Exercise description:
Extract all lines that hold the string "remove".

Entries shown:
-------

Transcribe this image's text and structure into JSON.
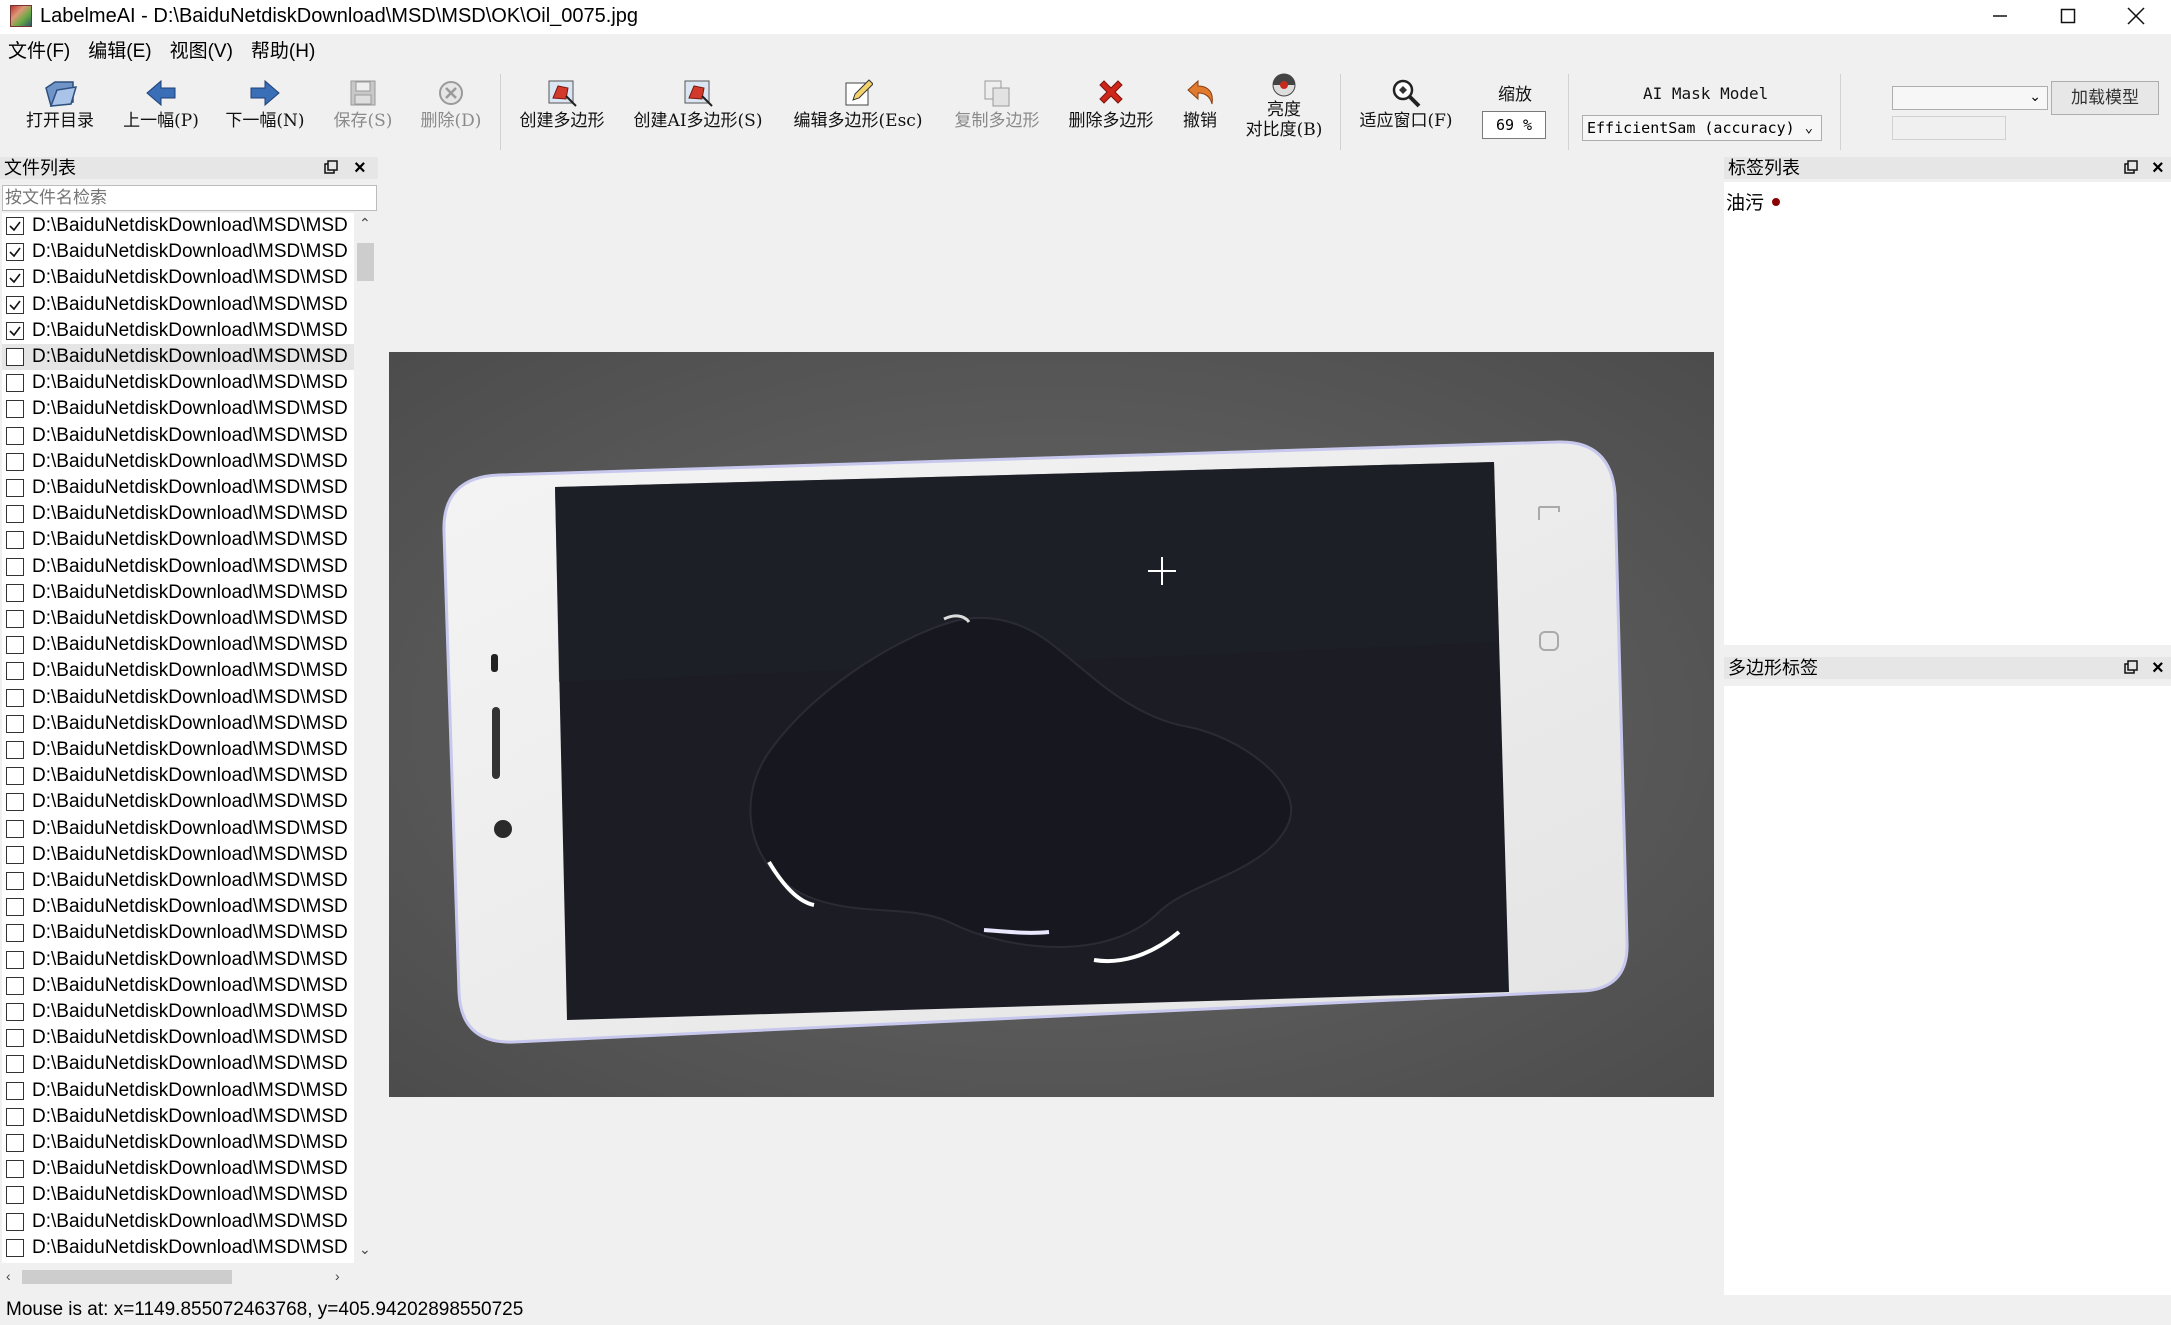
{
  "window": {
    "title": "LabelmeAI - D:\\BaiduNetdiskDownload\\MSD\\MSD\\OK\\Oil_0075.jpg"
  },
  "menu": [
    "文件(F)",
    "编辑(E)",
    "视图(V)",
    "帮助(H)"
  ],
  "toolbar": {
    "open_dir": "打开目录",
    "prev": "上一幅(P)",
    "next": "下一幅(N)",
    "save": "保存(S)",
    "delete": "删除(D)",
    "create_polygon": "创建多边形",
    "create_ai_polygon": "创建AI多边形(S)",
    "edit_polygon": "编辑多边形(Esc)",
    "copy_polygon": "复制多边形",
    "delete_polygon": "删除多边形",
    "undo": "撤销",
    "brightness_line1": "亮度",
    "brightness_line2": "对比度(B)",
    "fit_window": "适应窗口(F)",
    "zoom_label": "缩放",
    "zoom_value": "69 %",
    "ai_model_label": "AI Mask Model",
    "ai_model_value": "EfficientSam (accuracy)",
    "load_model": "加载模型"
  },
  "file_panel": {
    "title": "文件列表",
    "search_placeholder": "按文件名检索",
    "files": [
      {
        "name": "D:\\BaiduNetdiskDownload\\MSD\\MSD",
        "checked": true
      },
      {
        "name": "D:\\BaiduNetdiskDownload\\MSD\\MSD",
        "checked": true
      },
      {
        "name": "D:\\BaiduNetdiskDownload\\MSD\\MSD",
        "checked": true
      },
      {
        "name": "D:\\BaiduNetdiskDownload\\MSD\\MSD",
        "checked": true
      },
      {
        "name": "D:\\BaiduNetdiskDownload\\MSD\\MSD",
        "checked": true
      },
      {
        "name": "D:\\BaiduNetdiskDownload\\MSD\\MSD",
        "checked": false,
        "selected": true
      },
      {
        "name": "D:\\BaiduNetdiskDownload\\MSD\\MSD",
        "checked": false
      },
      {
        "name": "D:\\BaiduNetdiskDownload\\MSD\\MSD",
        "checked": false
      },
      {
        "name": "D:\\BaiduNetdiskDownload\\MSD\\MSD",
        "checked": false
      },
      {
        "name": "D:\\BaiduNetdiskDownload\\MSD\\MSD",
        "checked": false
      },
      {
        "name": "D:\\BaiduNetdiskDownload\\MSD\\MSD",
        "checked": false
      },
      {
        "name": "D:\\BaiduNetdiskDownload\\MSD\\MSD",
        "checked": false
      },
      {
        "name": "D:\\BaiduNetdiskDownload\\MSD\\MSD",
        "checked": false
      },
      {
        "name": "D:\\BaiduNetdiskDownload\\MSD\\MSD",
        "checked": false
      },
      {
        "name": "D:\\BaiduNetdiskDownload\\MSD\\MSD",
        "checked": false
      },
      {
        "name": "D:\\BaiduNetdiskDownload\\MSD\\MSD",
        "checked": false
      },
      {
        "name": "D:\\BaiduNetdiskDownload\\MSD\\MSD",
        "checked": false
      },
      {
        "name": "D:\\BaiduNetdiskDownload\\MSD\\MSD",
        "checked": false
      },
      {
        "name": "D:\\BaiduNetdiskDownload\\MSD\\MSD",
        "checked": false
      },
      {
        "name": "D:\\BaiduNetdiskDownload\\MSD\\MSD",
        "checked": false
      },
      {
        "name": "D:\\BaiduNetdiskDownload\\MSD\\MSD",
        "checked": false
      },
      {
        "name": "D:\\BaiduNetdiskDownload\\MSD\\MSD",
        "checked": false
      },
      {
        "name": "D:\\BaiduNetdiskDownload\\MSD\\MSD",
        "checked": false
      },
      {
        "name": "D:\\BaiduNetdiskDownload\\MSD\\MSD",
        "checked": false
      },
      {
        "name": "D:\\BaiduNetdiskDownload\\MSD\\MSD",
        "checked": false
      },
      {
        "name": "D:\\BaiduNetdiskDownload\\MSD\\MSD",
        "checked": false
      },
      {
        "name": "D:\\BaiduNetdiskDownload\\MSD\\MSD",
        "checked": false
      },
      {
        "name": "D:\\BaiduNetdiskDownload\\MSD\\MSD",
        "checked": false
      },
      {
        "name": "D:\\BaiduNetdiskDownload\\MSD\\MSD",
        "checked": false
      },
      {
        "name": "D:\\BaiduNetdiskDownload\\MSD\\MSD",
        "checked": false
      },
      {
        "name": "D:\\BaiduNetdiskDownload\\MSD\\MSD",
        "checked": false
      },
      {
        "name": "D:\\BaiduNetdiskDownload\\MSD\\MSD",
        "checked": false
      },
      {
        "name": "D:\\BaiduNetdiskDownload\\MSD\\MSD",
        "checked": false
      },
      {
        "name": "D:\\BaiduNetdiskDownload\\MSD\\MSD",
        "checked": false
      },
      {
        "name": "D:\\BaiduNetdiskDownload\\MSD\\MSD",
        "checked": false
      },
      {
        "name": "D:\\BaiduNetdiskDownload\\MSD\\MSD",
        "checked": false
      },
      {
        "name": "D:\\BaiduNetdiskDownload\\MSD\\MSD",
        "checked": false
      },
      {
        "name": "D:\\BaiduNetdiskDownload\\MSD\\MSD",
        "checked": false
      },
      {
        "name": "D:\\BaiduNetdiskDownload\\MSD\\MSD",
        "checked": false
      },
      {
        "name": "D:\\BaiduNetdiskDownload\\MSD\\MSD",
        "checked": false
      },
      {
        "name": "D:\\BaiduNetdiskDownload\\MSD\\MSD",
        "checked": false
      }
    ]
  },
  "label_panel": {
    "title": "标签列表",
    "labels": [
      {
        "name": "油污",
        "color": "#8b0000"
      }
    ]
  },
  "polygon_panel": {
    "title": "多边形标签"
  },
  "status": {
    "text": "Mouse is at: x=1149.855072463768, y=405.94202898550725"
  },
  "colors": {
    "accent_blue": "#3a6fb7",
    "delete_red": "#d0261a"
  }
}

-------

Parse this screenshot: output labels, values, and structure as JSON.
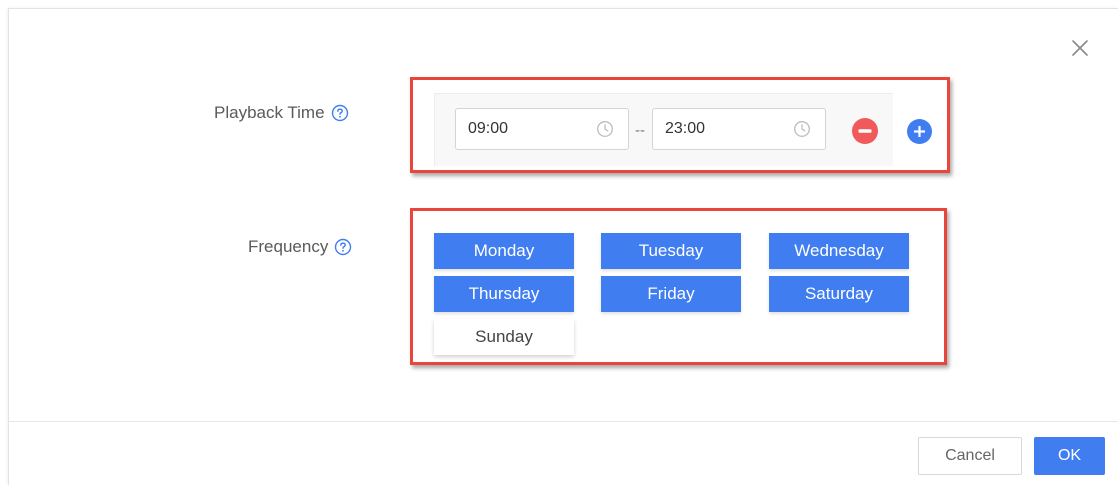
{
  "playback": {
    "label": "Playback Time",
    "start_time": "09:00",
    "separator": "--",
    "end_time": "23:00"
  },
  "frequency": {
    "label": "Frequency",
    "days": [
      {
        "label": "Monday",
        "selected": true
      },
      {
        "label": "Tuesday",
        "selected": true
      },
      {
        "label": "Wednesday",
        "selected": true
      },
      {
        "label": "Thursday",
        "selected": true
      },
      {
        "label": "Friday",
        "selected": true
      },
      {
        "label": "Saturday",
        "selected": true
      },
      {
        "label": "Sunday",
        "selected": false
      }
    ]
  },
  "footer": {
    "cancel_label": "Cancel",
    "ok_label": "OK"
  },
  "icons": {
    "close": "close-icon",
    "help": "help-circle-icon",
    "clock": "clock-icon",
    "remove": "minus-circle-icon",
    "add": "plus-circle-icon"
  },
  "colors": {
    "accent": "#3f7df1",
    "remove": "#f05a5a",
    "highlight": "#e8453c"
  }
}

-------

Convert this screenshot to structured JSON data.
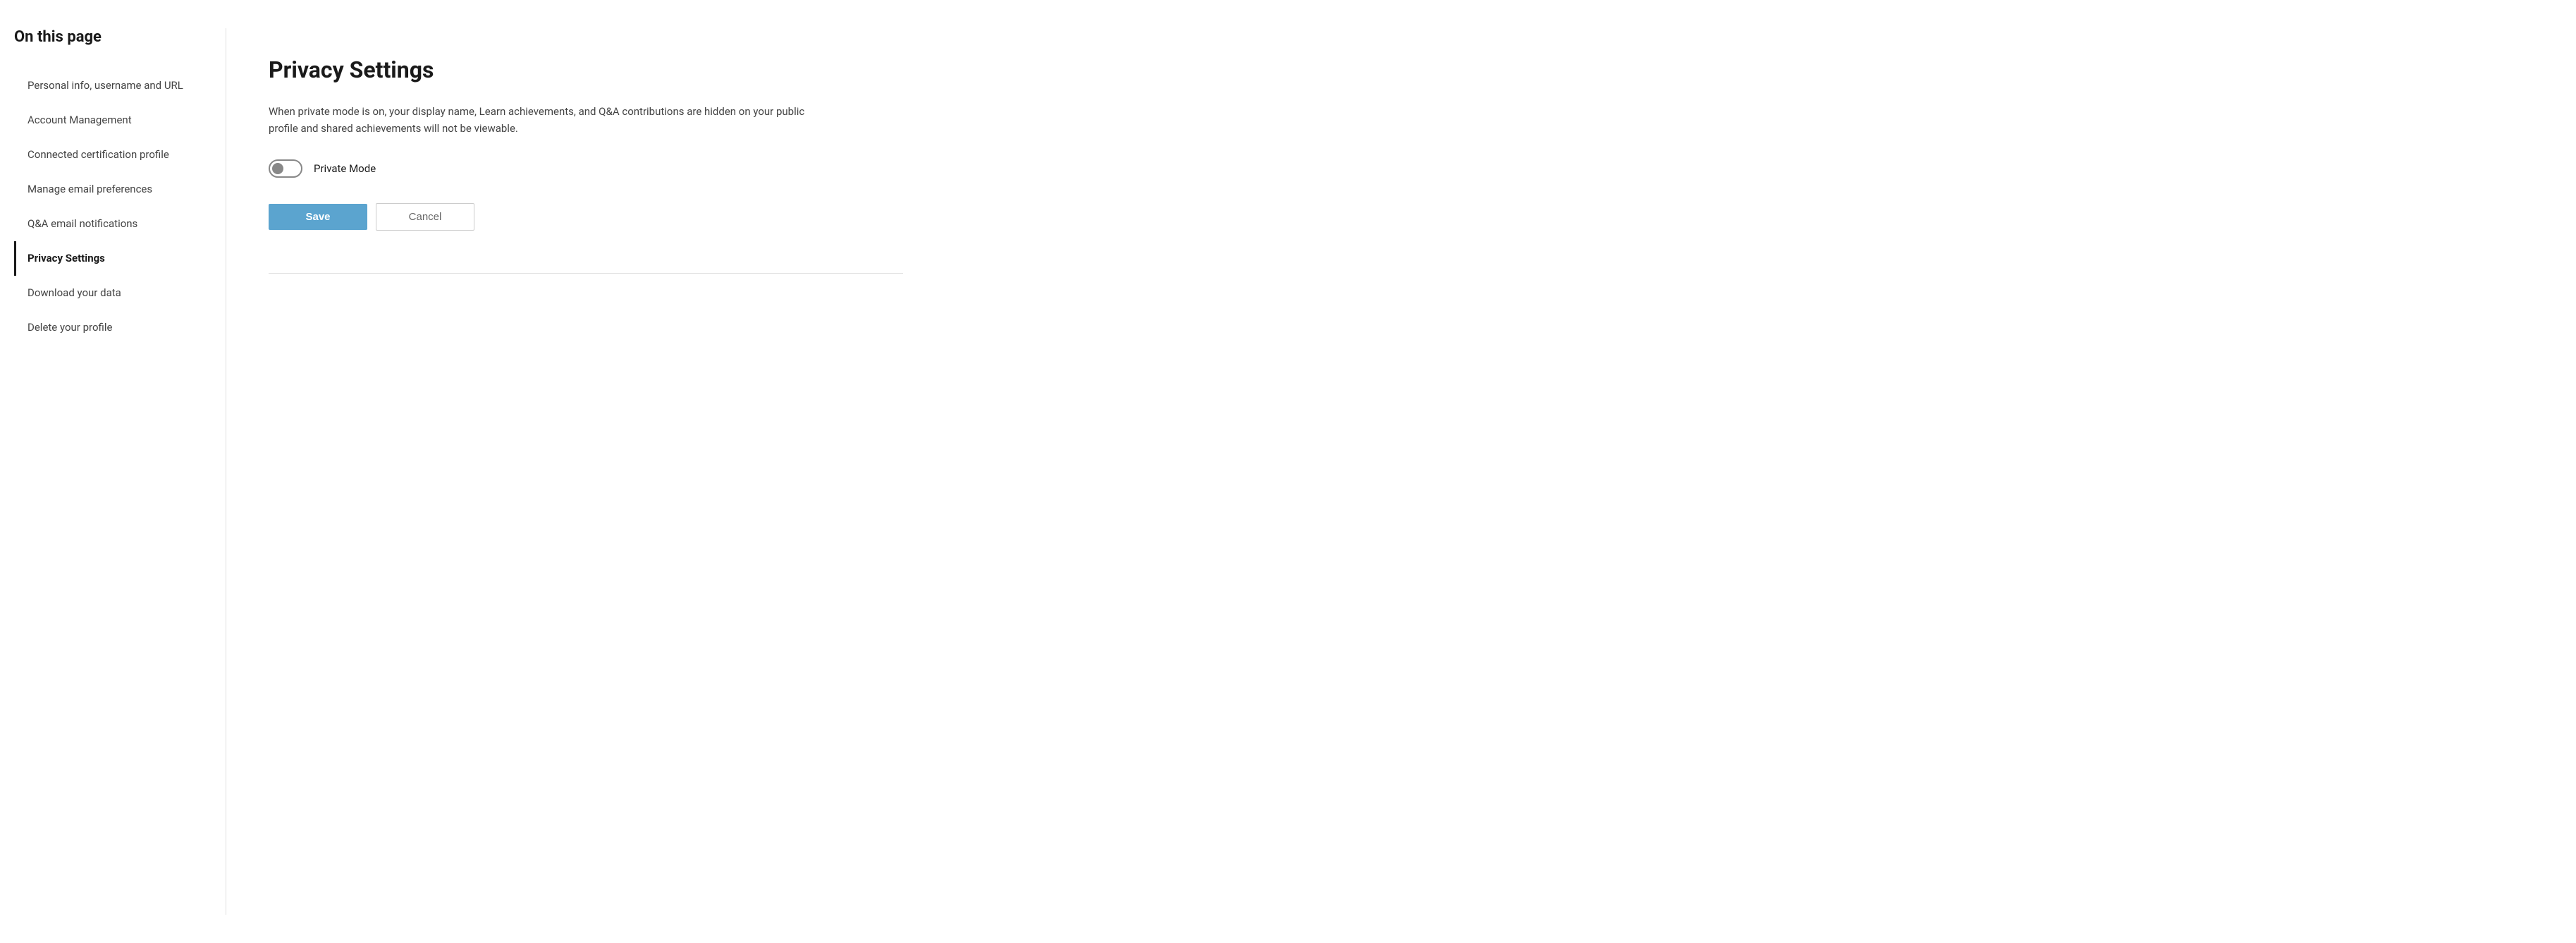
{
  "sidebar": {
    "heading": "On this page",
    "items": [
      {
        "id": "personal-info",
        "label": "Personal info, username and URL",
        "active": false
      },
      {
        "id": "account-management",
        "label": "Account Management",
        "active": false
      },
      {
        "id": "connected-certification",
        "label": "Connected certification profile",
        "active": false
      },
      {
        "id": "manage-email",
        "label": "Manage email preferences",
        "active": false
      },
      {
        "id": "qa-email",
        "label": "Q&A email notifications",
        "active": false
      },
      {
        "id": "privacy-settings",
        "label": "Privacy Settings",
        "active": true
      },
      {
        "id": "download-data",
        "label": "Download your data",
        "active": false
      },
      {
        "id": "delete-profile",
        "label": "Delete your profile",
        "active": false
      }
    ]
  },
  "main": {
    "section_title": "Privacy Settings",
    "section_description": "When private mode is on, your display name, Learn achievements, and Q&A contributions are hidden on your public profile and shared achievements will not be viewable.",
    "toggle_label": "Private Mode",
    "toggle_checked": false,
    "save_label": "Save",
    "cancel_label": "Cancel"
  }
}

-------

Result:
    "remove": "minus-circle-icon",
    "remove": "#f05a5a",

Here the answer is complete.